-- start Given data --
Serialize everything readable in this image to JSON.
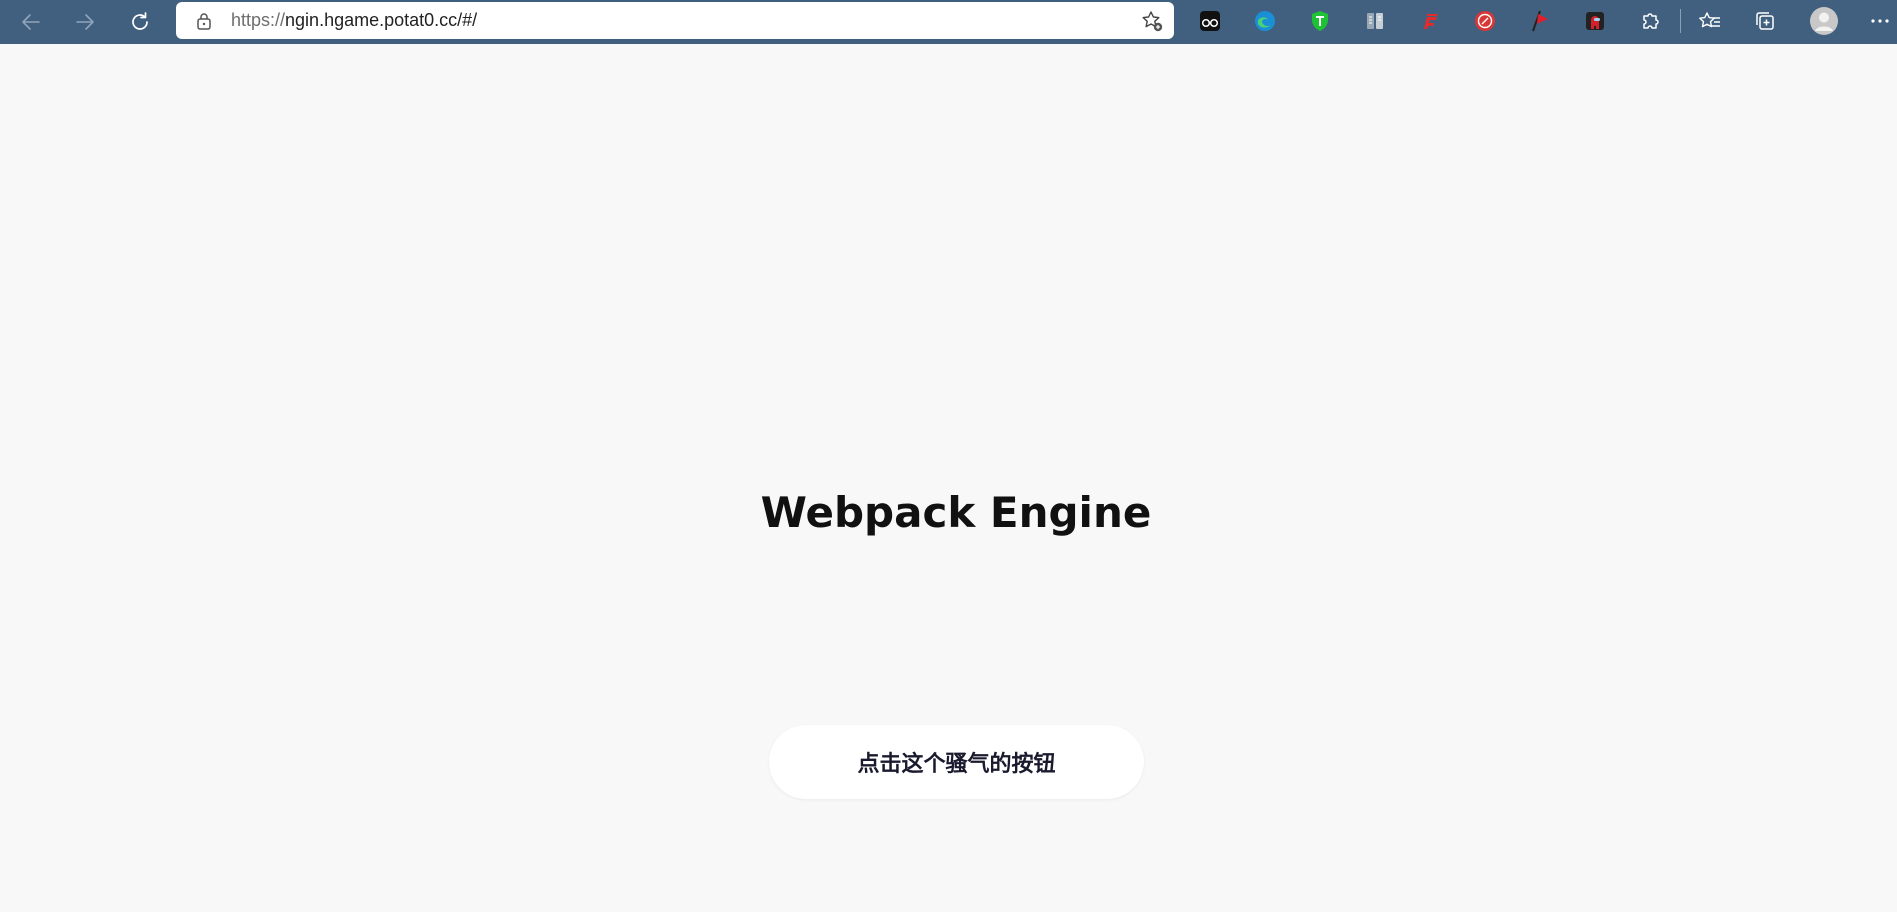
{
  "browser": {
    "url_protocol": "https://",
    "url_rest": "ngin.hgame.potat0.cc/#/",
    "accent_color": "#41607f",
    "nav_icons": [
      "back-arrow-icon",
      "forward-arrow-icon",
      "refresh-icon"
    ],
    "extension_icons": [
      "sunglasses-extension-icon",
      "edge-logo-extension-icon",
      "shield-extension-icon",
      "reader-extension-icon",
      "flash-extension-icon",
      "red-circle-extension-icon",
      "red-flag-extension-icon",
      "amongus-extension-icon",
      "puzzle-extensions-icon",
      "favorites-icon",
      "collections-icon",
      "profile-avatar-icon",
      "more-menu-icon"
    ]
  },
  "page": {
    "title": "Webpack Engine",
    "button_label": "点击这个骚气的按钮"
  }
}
-- end Given data --
Exercise:
Copy the records exactly as they appear, excluding images.

Complete answer:
Serialize everything readable in this image to JSON.
{
  "browser": {
    "url_protocol": "https://",
    "url_rest": "ngin.hgame.potat0.cc/#/",
    "accent_color": "#41607f",
    "nav_icons": [
      "back-arrow-icon",
      "forward-arrow-icon",
      "refresh-icon"
    ],
    "extension_icons": [
      "sunglasses-extension-icon",
      "edge-logo-extension-icon",
      "shield-extension-icon",
      "reader-extension-icon",
      "flash-extension-icon",
      "red-circle-extension-icon",
      "red-flag-extension-icon",
      "amongus-extension-icon",
      "puzzle-extensions-icon",
      "favorites-icon",
      "collections-icon",
      "profile-avatar-icon",
      "more-menu-icon"
    ]
  },
  "page": {
    "title": "Webpack Engine",
    "button_label": "点击这个骚气的按钮"
  }
}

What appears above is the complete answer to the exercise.